(Document excerpt):
Like an Onion

What they don’t understand about birthdays and what they never tell you is that when you’re eleven, you’re also ten, and nine, and eight, and seven, and six, and five, and four, and three, and two, and one….

Because they way you grow old is kind of like an onion or the rings inside a tree trunk or like my little wooden dolls that fit one inside the other, each year inside the next one. That’s how being eleven years old is.

Sandra Cisneros
Eleven
Woman Hollering Creek

This passage from Sandra Cisneros has been on my mind lately. Especially with the September 15 tax deadline craziness and the October 15 deadline looming, Bea and I have had a lot of unbuffered interactions lately. We are alike in many ways – passionate, opinionated, thoughtful – which can lead to much of our conflict. (A glimpse into the teenage years…?) When Frank isn’t around, we often push each other’s buttons and I stoop to the level of a three year old more often than I’d like to admit.

And, when Bea’s throwing a fit and I just want her to act older, I need to remember that she’s not just three – she’s two and one and trying to process life. As a thirty-three year old, I need to model that process and show her how we react, rather than getting sucked into the drama.

Dress up (Right before things got crazy...)
Dress up (Right before things got crazy…)

I think it’s also been hard having a sweet, cooing newborn. Our comparisons to Bea are probably unfair – I go from holding an 8 pound, snuggly baby to a 30 pound whirlwind of a preschooler. We go from baby mew-cries to 3-year-old shrieks. It’s hard to make that instant shift to gracious parenting.

(Written task a): Return the stretch of the parenting post from "What they don’t" through "years old is.", copied word for word.

(Items):
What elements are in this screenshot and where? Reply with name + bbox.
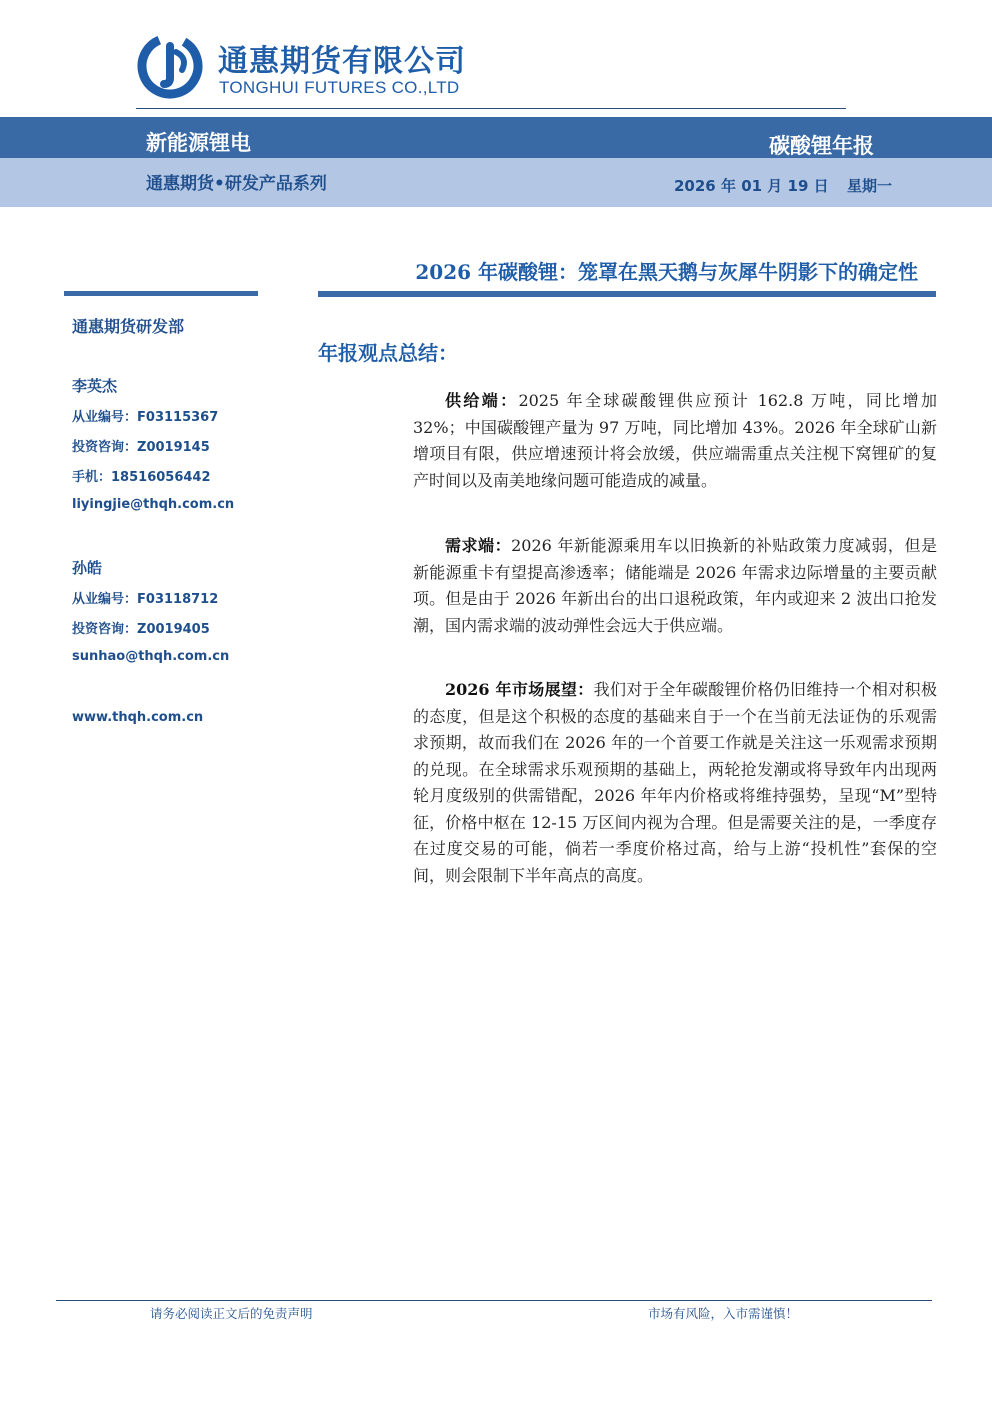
company-website-link[interactable]: www.thqh.com.cn [72, 710, 204, 725]
analyst-license: 从业编号：F03118712 [72, 592, 219, 607]
summary-heading: 年报观点总结： [318, 341, 458, 365]
summary-paragraph-supply: 供给端：2025 年全球碳酸锂供应预计 162.8 万吨，同比增加 32%；中国碳酸锂产量为 97 万吨，同比增加 43%。2026 年全球矿山新增项目有限，供应增速预计将会放缓，供应端需重点关注枧下窝锂矿的复产时间以及南美地缘问题可能造成的减量。 [413, 391, 937, 490]
paragraph-label: 2026 年市场展望： [445, 680, 594, 699]
footer-disclaimer: 请务必阅读正文后的免责声明 [150, 1306, 313, 1321]
company-name-cn: 通惠期货有限公司 [218, 44, 466, 79]
summary-paragraph-demand: 需求端：2026 年新能源乘用车以旧换新的补贴政策力度减弱，但是新能源重卡有望提高渗透率；储能端是 2026 年需求边际增量的主要贡献项。但是由于 2026 年新出台的出口退税政策，年内或迎来 2 波出口抢发潮，国内需求端的波动弹性会远大于供应端。 [413, 536, 937, 635]
sector-title: 新能源锂电 [146, 131, 251, 155]
company-name-en: TONGHUI FUTURES CO.,LTD [219, 78, 460, 97]
research-department: 通惠期货研发部 [72, 317, 185, 336]
report-date: 2026 年 01 月 19 日 [674, 177, 829, 195]
sidebar-divider [64, 291, 258, 296]
paragraph-label: 供给端： [445, 391, 519, 410]
analyst-license: 从业编号：F03115367 [72, 410, 219, 425]
product-series: 通惠期货•研发产品系列 [146, 174, 327, 194]
report-title: 2026 年碳酸锂：笼罩在黑天鹅与灰犀牛阴影下的确定性 [415, 260, 918, 284]
footer-risk-warning: 市场有风险，入市需谨慎！ [648, 1306, 799, 1321]
analyst-name: 李英杰 [72, 377, 118, 395]
analyst-email[interactable]: sunhao@thqh.com.cn [72, 649, 230, 664]
logo-divider [136, 108, 846, 109]
report-type-title: 碳酸锂年报 [769, 134, 874, 158]
report-weekday: 星期一 [847, 177, 893, 195]
analyst-consult-id: 投资咨询：Z0019405 [72, 622, 210, 637]
paragraph-label: 需求端： [445, 536, 512, 555]
analyst-name: 孙皓 [72, 559, 103, 577]
footer-divider [56, 1300, 932, 1301]
summary-paragraph-outlook: 2026 年市场展望：我们对于全年碳酸锂价格仍旧维持一个相对积极的态度，但是这个积极的态度的基础来自于一个在当前无法证伪的乐观需求预期，故而我们在 2026 年的一个首要工作就是关注这一乐观需求预期的兑现。在全球需求乐观预期的基础上，两轮抢发潮或将导致年内出现两轮月度级别的供需错配，2026 年年内价格或将维持强势，呈现“M”型特征，价格中枢在 12-15 万区间内视为合理。但是需要关注的是，一季度存在过度交易的可能，倘若一季度价格过高，给与上游“投机性”套保的空间，则会限制下半年高点的高度。 [413, 680, 937, 885]
analyst-phone: 手机：18516056442 [72, 470, 211, 485]
analyst-consult-id: 投资咨询：Z0019145 [72, 440, 210, 455]
analyst-email[interactable]: liyingjie@thqh.com.cn [72, 497, 235, 512]
company-logo-icon [136, 32, 204, 100]
title-divider [318, 291, 936, 297]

(Written task b): Locate each line of the records that contains the string "label" and copy those lines out in full.

(Exercise response a):
What they don’t understand about birthdays and what they never tell you is that when you’re eleven, you’re also ten, and nine, and eight, and seven, and six, and five, and four, and three, and two, and one….

Because they way you grow old is kind of like an onion or the rings inside a tree trunk or like my little wooden dolls that fit one inside the other, each year inside the next one. That’s how being eleven years old is.

(Exercise response b):
paragraph-label: 2026 年市场展望： [445, 680, 594, 699]
paragraph-label: 供给端： [445, 391, 519, 410]
paragraph-label: 需求端： [445, 536, 512, 555]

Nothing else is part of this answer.